*Exercise objective*:
Return the records, each one exactly as written.

--- BEGIN Stored rows ---

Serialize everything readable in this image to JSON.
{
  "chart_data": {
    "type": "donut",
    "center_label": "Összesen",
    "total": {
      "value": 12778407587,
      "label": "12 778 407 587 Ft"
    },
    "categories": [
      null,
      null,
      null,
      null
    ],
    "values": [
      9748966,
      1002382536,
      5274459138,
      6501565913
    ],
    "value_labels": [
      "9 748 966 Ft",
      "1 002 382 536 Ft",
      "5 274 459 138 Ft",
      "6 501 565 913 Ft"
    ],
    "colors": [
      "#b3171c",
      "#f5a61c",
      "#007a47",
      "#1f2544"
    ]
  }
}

--- END Stored rows ---

*Solved exercise*:
Serialize everything readable in this image to JSON.
{
  "chart_data": {
    "type": "donut",
    "center_label": "Összesen",
    "total": {
      "value": 12778407587,
      "label": "12 778 407 587 Ft"
    },
    "categories": [
      null,
      null,
      null,
      null
    ],
    "values": [
      9748966,
      1002382536,
      5274459138,
      6501565913
    ],
    "value_labels": [
      "9 748 966 Ft",
      "1 002 382 536 Ft",
      "5 274 459 138 Ft",
      "6 501 565 913 Ft"
    ],
    "colors": [
      "#b3171c",
      "#f5a61c",
      "#007a47",
      "#1f2544"
    ]
  }
}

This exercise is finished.